Start of PROVIDED RECORDS

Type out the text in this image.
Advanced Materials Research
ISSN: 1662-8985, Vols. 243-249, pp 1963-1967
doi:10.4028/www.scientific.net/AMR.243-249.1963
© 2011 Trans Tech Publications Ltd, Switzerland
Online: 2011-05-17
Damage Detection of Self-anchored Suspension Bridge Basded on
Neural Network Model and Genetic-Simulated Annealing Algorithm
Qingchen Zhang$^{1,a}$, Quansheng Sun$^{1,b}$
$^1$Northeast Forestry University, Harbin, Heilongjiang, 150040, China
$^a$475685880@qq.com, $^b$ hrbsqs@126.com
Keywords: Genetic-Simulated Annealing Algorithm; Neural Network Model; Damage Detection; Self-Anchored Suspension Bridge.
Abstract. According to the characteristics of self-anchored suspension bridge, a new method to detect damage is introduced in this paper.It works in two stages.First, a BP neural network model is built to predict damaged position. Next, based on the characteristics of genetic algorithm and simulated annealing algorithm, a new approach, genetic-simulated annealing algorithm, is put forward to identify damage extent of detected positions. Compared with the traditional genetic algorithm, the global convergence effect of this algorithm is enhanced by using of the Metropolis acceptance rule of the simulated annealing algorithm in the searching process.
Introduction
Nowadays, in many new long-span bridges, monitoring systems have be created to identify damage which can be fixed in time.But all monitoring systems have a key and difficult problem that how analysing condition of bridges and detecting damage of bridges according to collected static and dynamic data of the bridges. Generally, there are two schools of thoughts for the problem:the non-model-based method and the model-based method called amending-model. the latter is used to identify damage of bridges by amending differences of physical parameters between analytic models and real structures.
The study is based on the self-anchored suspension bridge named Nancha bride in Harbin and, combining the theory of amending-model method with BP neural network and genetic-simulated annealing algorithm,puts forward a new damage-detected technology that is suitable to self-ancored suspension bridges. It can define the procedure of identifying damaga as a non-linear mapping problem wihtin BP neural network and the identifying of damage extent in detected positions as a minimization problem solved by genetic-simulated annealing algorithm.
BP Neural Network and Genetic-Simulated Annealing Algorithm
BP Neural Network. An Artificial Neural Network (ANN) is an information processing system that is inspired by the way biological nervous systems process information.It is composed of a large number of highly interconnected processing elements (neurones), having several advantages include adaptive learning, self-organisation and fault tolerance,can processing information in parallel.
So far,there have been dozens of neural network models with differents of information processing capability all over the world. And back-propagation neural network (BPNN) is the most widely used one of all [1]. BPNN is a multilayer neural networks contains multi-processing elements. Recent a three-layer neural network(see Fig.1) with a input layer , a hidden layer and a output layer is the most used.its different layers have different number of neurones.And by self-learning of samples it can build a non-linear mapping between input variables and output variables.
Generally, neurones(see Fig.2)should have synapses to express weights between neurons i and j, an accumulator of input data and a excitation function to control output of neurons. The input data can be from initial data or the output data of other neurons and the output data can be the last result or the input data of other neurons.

End of PROVIDED RECORDS

[DIRECTIONS]
Retype the material above, line by line, exactly.

[RESULT FOR THIS TASK]
Type out the text in this image.
Advanced Materials Research
ISSN: 1662-8985, Vols. 243-249, pp 1963-1967
doi:10.4028/www.scientific.net/AMR.243-249.1963
© 2011 Trans Tech Publications Ltd, Switzerland
Online: 2011-05-17
Damage Detection of Self-anchored Suspension Bridge Basded on
Neural Network Model and Genetic-Simulated Annealing Algorithm
Qingchen Zhang$^{1,a}$, Quansheng Sun$^{1,b}$
$^1$Northeast Forestry University, Harbin, Heilongjiang, 150040, China
$^a$475685880@qq.com, $^b$ hrbsqs@126.com
Keywords: Genetic-Simulated Annealing Algorithm; Neural Network Model; Damage Detection; Self-Anchored Suspension Bridge.
Abstract. According to the characteristics of self-anchored suspension bridge, a new method to detect damage is introduced in this paper.It works in two stages.First, a BP neural network model is built to predict damaged position. Next, based on the characteristics of genetic algorithm and simulated annealing algorithm, a new approach, genetic-simulated annealing algorithm, is put forward to identify damage extent of detected positions. Compared with the traditional genetic algorithm, the global convergence effect of this algorithm is enhanced by using of the Metropolis acceptance rule of the simulated annealing algorithm in the searching process.
Introduction
Nowadays, in many new long-span bridges, monitoring systems have be created to identify damage which can be fixed in time.But all monitoring systems have a key and difficult problem that how analysing condition of bridges and detecting damage of bridges according to collected static and dynamic data of the bridges. Generally, there are two schools of thoughts for the problem:the non-model-based method and the model-based method called amending-model. the latter is used to identify damage of bridges by amending differences of physical parameters between analytic models and real structures.
The study is based on the self-anchored suspension bridge named Nancha bride in Harbin and, combining the theory of amending-model method with BP neural network and genetic-simulated annealing algorithm,puts forward a new damage-detected technology that is suitable to self-ancored suspension bridges. It can define the procedure of identifying damaga as a non-linear mapping problem wihtin BP neural network and the identifying of damage extent in detected positions as a minimization problem solved by genetic-simulated annealing algorithm.
BP Neural Network and Genetic-Simulated Annealing Algorithm
BP Neural Network. An Artificial Neural Network (ANN) is an information processing system that is inspired by the way biological nervous systems process information.It is composed of a large number of highly interconnected processing elements (neurones), having several advantages include adaptive learning, self-organisation and fault tolerance,can processing information in parallel.
So far,there have been dozens of neural network models with differents of information processing capability all over the world. And back-propagation neural network (BPNN) is the most widely used one of all [1]. BPNN is a multilayer neural networks contains multi-processing elements. Recent a three-layer neural network(see Fig.1) with a input layer , a hidden layer and a output layer is the most used.its different layers have different number of neurones.And by self-learning of samples it can build a non-linear mapping between input variables and output variables.
Generally, neurones(see Fig.2)should have synapses to express weights between neurons i and j, an accumulator of input data and a excitation function to control output of neurons. The input data can be from initial data or the output data of other neurons and the output data can be the last result or the input data of other neurons.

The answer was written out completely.